SHORT EXERCISE -
Could you reproduce every one of the items below word for word, leaving out the pictures?

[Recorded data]
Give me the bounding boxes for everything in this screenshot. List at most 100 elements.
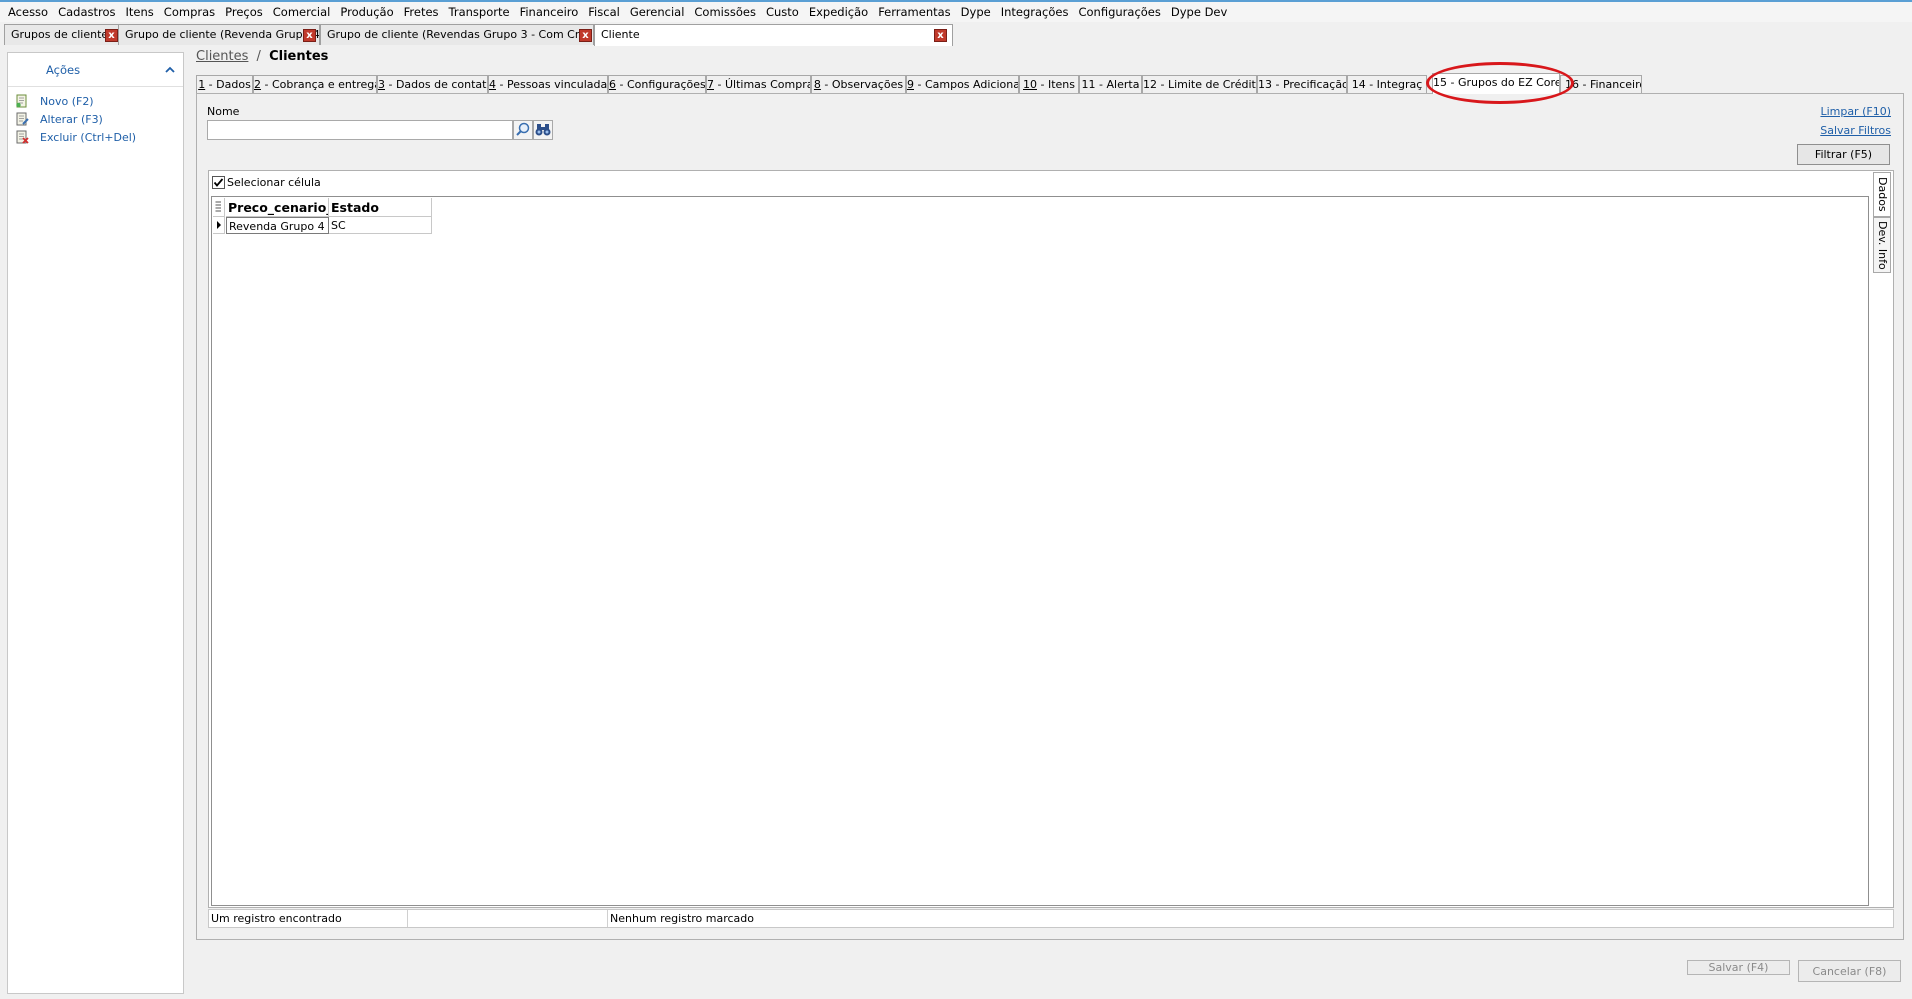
- menu-ferramentas[interactable]: Ferramentas: [873, 2, 955, 22]
- tab-number: 11: [1081, 78, 1096, 91]
- tab-number: 2: [254, 78, 261, 91]
- grid-header-selector[interactable]: [213, 198, 225, 217]
- tab-itens[interactable]: 10 - Itens: [1019, 75, 1079, 94]
- data-grid: Preco_cenario_ Estado Revenda Grupo 4 SC: [211, 196, 1869, 906]
- actions-panel-header[interactable]: Ações: [8, 53, 183, 87]
- tab-precificacao[interactable]: 13 - Precificação: [1257, 75, 1347, 94]
- doc-tab-revenda-grupo-4[interactable]: Grupo de cliente (Revenda Grupo 4) x: [118, 24, 320, 45]
- breadcrumb-link-clientes[interactable]: Clientes: [196, 49, 248, 64]
- tab-number: 6: [609, 78, 616, 91]
- close-icon[interactable]: x: [579, 29, 592, 42]
- tab-number: 4: [489, 78, 496, 91]
- new-button-label: Novo (F2): [40, 94, 94, 108]
- tab-cobranca-e-entrega[interactable]: 2 - Cobrança e entrega: [253, 75, 377, 94]
- delete-button[interactable]: Excluir (Ctrl+Del): [15, 128, 136, 146]
- menu-bar: Acesso Cadastros Itens Compras Preços Co…: [0, 0, 1912, 22]
- tab-dados[interactable]: 1 - Dados: [196, 75, 253, 94]
- menu-comissoes[interactable]: Comissões: [689, 2, 761, 22]
- edit-button-label: Alterar (F3): [40, 112, 103, 126]
- menu-cadastros[interactable]: Cadastros: [53, 2, 120, 22]
- tab-label: - Precificação: [1272, 78, 1347, 91]
- side-tab-dados[interactable]: Dados: [1873, 172, 1891, 217]
- menu-financeiro[interactable]: Financeiro: [515, 2, 584, 22]
- doc-tab-revendas-grupo-3[interactable]: Grupo de cliente (Revendas Grupo 3 - Com…: [320, 24, 594, 45]
- menu-transporte[interactable]: Transporte: [444, 2, 515, 22]
- doc-tab-label: Grupo de cliente (Revenda Grupo 4): [125, 28, 320, 41]
- doc-tab-label: Grupos de cliente: [11, 28, 109, 41]
- records-found-text: Um registro encontrado: [211, 912, 342, 925]
- doc-tab-label: Grupo de cliente (Revendas Grupo 3 - Com…: [327, 28, 594, 41]
- edit-document-icon: [16, 112, 29, 126]
- tab-number: 12: [1143, 78, 1157, 91]
- menu-dype-dev[interactable]: Dype Dev: [1166, 2, 1232, 22]
- tab-label: - Limite de Crédito: [1157, 78, 1257, 91]
- close-icon[interactable]: x: [934, 29, 947, 42]
- column-chooser-icon: [215, 201, 221, 212]
- close-icon[interactable]: x: [303, 29, 316, 42]
- menu-configuracoes[interactable]: Configurações: [1073, 2, 1165, 22]
- highlight-ellipse: [1426, 62, 1574, 104]
- chevron-up-icon[interactable]: [165, 65, 175, 75]
- status-divider: [407, 910, 408, 927]
- name-label: Nome: [207, 105, 240, 118]
- tab-observacoes[interactable]: 8 - Observações: [811, 75, 906, 94]
- menu-expedicao[interactable]: Expedição: [804, 2, 873, 22]
- doc-tab-label: Cliente: [601, 28, 640, 41]
- column-header-preco-cenario[interactable]: Preco_cenario_: [226, 198, 329, 217]
- name-input[interactable]: [207, 120, 513, 140]
- save-button[interactable]: Salvar (F4): [1687, 960, 1790, 975]
- close-icon[interactable]: x: [105, 29, 118, 42]
- tab-label: - Dados de contato: [385, 78, 488, 91]
- search-button[interactable]: [513, 120, 533, 140]
- actions-panel-title: Ações: [46, 62, 81, 77]
- status-divider: [607, 910, 608, 927]
- tab-integracao[interactable]: 14 - Integraç: [1347, 75, 1427, 94]
- doc-tab-grupos-de-cliente[interactable]: Grupos de cliente x: [4, 24, 120, 45]
- tab-ultimas-compras[interactable]: 7 - Últimas Compras: [706, 75, 811, 94]
- row-pointer-icon: [217, 221, 221, 229]
- delete-button-label: Excluir (Ctrl+Del): [40, 130, 137, 144]
- filter-button[interactable]: Filtrar (F5): [1797, 144, 1890, 165]
- column-header-estado[interactable]: Estado: [329, 198, 432, 217]
- tab-alerta[interactable]: 11 - Alerta: [1079, 75, 1142, 94]
- doc-tab-cliente[interactable]: Cliente x: [594, 24, 953, 46]
- select-cell-checkbox[interactable]: [212, 176, 225, 189]
- cancel-button[interactable]: Cancelar (F8): [1798, 960, 1901, 982]
- menu-compras[interactable]: Compras: [159, 2, 220, 22]
- tab-pessoas-vinculadas[interactable]: 4 - Pessoas vinculadas: [488, 75, 608, 94]
- tab-number: 13: [1258, 78, 1272, 91]
- menu-producao[interactable]: Produção: [335, 2, 398, 22]
- menu-integracoes[interactable]: Integrações: [996, 2, 1074, 22]
- edit-button[interactable]: Alterar (F3): [15, 110, 103, 128]
- menu-acesso[interactable]: Acesso: [3, 2, 53, 22]
- menu-itens[interactable]: Itens: [121, 2, 159, 22]
- breadcrumb-separator: /: [256, 49, 261, 64]
- side-tab-dev-info[interactable]: Dev. Info: [1873, 217, 1891, 273]
- clear-filters-link[interactable]: Limpar (F10): [1820, 105, 1891, 118]
- tab-limite-de-credito[interactable]: 12 - Limite de Crédito: [1142, 75, 1257, 94]
- menu-dype[interactable]: Dype: [956, 2, 996, 22]
- save-filters-link[interactable]: Salvar Filtros: [1820, 124, 1891, 137]
- menu-fretes[interactable]: Fretes: [399, 2, 444, 22]
- tab-campos-adicionais[interactable]: 9 - Campos Adicionais: [906, 75, 1019, 94]
- menu-gerencial[interactable]: Gerencial: [625, 2, 690, 22]
- tab-label: - Configurações: [616, 78, 706, 91]
- tab-label: - Campos Adicionais: [914, 78, 1019, 91]
- menu-precos[interactable]: Preços: [220, 2, 268, 22]
- new-document-icon: [16, 94, 27, 108]
- table-cell[interactable]: Revenda Grupo 4: [226, 217, 329, 234]
- breadcrumb-current: Clientes: [269, 49, 329, 64]
- tab-configuracoes[interactable]: 6 - Configurações: [608, 75, 706, 94]
- tab-dados-de-contato[interactable]: 3 - Dados de contato: [377, 75, 488, 94]
- tab-number: 3: [378, 78, 385, 91]
- advanced-search-button[interactable]: [533, 120, 553, 140]
- new-button[interactable]: Novo (F2): [15, 92, 94, 110]
- table-cell[interactable]: SC: [329, 217, 432, 234]
- actions-panel: Ações Novo (F2) Alterar (F3) Excluir (Ct…: [7, 52, 184, 994]
- row-indicator[interactable]: [213, 217, 225, 234]
- breadcrumb: Clientes / Clientes: [196, 49, 328, 64]
- menu-fiscal[interactable]: Fiscal: [583, 2, 625, 22]
- menu-comercial[interactable]: Comercial: [268, 2, 336, 22]
- menu-custo[interactable]: Custo: [761, 2, 804, 22]
- tab-label: - Integraç: [1365, 78, 1423, 91]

TASK RESULT -
Give me the bounding boxes for everything in this screenshot. List at most 100 elements.
- menu-ferramentas[interactable]: Ferramentas: [873, 2, 955, 22]
- tab-number: 11: [1081, 78, 1096, 91]
- tab-number: 2: [254, 78, 261, 91]
- grid-header-selector[interactable]: [213, 198, 225, 217]
- tab-itens[interactable]: 10 - Itens: [1019, 75, 1079, 94]
- data-grid: Preco_cenario_ Estado Revenda Grupo 4 SC: [211, 196, 1869, 906]
- actions-panel-header[interactable]: Ações: [8, 53, 183, 87]
- tab-precificacao[interactable]: 13 - Precificação: [1257, 75, 1347, 94]
- doc-tab-revenda-grupo-4[interactable]: Grupo de cliente (Revenda Grupo 4) x: [118, 24, 320, 45]
- breadcrumb-link-clientes[interactable]: Clientes: [196, 49, 248, 64]
- tab-number: 6: [609, 78, 616, 91]
- close-icon[interactable]: x: [579, 29, 592, 42]
- tab-number: 4: [489, 78, 496, 91]
- new-button-label: Novo (F2): [40, 94, 94, 108]
- tab-cobranca-e-entrega[interactable]: 2 - Cobrança e entrega: [253, 75, 377, 94]
- delete-button[interactable]: Excluir (Ctrl+Del): [15, 128, 136, 146]
- menu-bar: Acesso Cadastros Itens Compras Preços Co…: [0, 0, 1912, 22]
- tab-dados[interactable]: 1 - Dados: [196, 75, 253, 94]
- menu-comissoes[interactable]: Comissões: [689, 2, 761, 22]
- edit-button-label: Alterar (F3): [40, 112, 103, 126]
- menu-cadastros[interactable]: Cadastros: [53, 2, 120, 22]
- tab-label: - Precificação: [1272, 78, 1347, 91]
- side-tab-dados[interactable]: Dados: [1873, 172, 1891, 217]
- menu-financeiro[interactable]: Financeiro: [515, 2, 584, 22]
- doc-tab-revendas-grupo-3[interactable]: Grupo de cliente (Revendas Grupo 3 - Com…: [320, 24, 594, 45]
- menu-transporte[interactable]: Transporte: [444, 2, 515, 22]
- doc-tab-label: Grupo de cliente (Revenda Grupo 4): [125, 28, 320, 41]
- doc-tab-label: Grupos de cliente: [11, 28, 109, 41]
- records-found-text: Um registro encontrado: [211, 912, 342, 925]
- doc-tab-label: Grupo de cliente (Revendas Grupo 3 - Com…: [327, 28, 594, 41]
- edit-document-icon: [16, 112, 29, 126]
- tab-number: 12: [1143, 78, 1157, 91]
- menu-dype-dev[interactable]: Dype Dev: [1166, 2, 1232, 22]
- tab-label: - Limite de Crédito: [1157, 78, 1257, 91]
- close-icon[interactable]: x: [934, 29, 947, 42]
- column-chooser-icon: [215, 201, 221, 212]
- close-icon[interactable]: x: [303, 29, 316, 42]
- menu-configuracoes[interactable]: Configurações: [1073, 2, 1165, 22]
- highlight-ellipse: [1426, 62, 1574, 104]
- chevron-up-icon[interactable]: [165, 65, 175, 75]
- status-divider: [407, 910, 408, 927]
- name-label: Nome: [207, 105, 240, 118]
- tab-observacoes[interactable]: 8 - Observações: [811, 75, 906, 94]
- menu-expedicao[interactable]: Expedição: [804, 2, 873, 22]
- doc-tab-label: Cliente: [601, 28, 640, 41]
- column-header-preco-cenario[interactable]: Preco_cenario_: [226, 198, 329, 217]
- name-input[interactable]: [207, 120, 513, 140]
- save-button[interactable]: Salvar (F4): [1687, 960, 1790, 975]
- close-icon[interactable]: x: [105, 29, 118, 42]
- tab-label: - Dados de contato: [385, 78, 488, 91]
- search-button[interactable]: [513, 120, 533, 140]
- actions-panel-title: Ações: [46, 62, 81, 77]
- status-divider: [607, 910, 608, 927]
- tab-integracao[interactable]: 14 - Integraç: [1347, 75, 1427, 94]
- doc-tab-grupos-de-cliente[interactable]: Grupos de cliente x: [4, 24, 120, 45]
- tab-ultimas-compras[interactable]: 7 - Últimas Compras: [706, 75, 811, 94]
- row-pointer-icon: [217, 221, 221, 229]
- delete-button-label: Excluir (Ctrl+Del): [40, 130, 137, 144]
- filter-button[interactable]: Filtrar (F5): [1797, 144, 1890, 165]
- column-header-estado[interactable]: Estado: [329, 198, 432, 217]
- tab-alerta[interactable]: 11 - Alerta: [1079, 75, 1142, 94]
- doc-tab-cliente[interactable]: Cliente x: [594, 24, 953, 46]
- select-cell-checkbox[interactable]: [212, 176, 225, 189]
- cancel-button[interactable]: Cancelar (F8): [1798, 960, 1901, 982]
- menu-compras[interactable]: Compras: [159, 2, 220, 22]
- tab-pessoas-vinculadas[interactable]: 4 - Pessoas vinculadas: [488, 75, 608, 94]
- tab-number: 13: [1258, 78, 1272, 91]
- menu-producao[interactable]: Produção: [335, 2, 398, 22]
- menu-integracoes[interactable]: Integrações: [996, 2, 1074, 22]
- edit-button[interactable]: Alterar (F3): [15, 110, 103, 128]
- menu-acesso[interactable]: Acesso: [3, 2, 53, 22]
- menu-itens[interactable]: Itens: [121, 2, 159, 22]
- breadcrumb-separator: /: [256, 49, 261, 64]
- side-tab-dev-info[interactable]: Dev. Info: [1873, 217, 1891, 273]
- clear-filters-link[interactable]: Limpar (F10): [1820, 105, 1891, 118]
- tab-limite-de-credito[interactable]: 12 - Limite de Crédito: [1142, 75, 1257, 94]
- menu-dype[interactable]: Dype: [956, 2, 996, 22]
- save-filters-link[interactable]: Salvar Filtros: [1820, 124, 1891, 137]
- menu-fretes[interactable]: Fretes: [399, 2, 444, 22]
- tab-campos-adicionais[interactable]: 9 - Campos Adicionais: [906, 75, 1019, 94]
- menu-gerencial[interactable]: Gerencial: [625, 2, 690, 22]
- tab-label: - Configurações: [616, 78, 706, 91]
- tab-label: - Campos Adicionais: [914, 78, 1019, 91]
- menu-precos[interactable]: Preços: [220, 2, 268, 22]
- new-document-icon: [16, 94, 27, 108]
- table-cell[interactable]: Revenda Grupo 4: [226, 217, 329, 234]
- breadcrumb-current: Clientes: [269, 49, 329, 64]
- tab-configuracoes[interactable]: 6 - Configurações: [608, 75, 706, 94]
- tab-dados-de-contato[interactable]: 3 - Dados de contato: [377, 75, 488, 94]
- tab-number: 3: [378, 78, 385, 91]
- advanced-search-button[interactable]: [533, 120, 553, 140]
- new-button[interactable]: Novo (F2): [15, 92, 94, 110]
- table-cell[interactable]: SC: [329, 217, 432, 234]
- actions-panel: Ações Novo (F2) Alterar (F3) Excluir (Ct…: [7, 52, 184, 994]
- row-indicator[interactable]: [213, 217, 225, 234]
- breadcrumb: Clientes / Clientes: [196, 49, 328, 64]
- menu-fiscal[interactable]: Fiscal: [583, 2, 625, 22]
- menu-comercial[interactable]: Comercial: [268, 2, 336, 22]
- menu-custo[interactable]: Custo: [761, 2, 804, 22]
- tab-label: - Integraç: [1365, 78, 1423, 91]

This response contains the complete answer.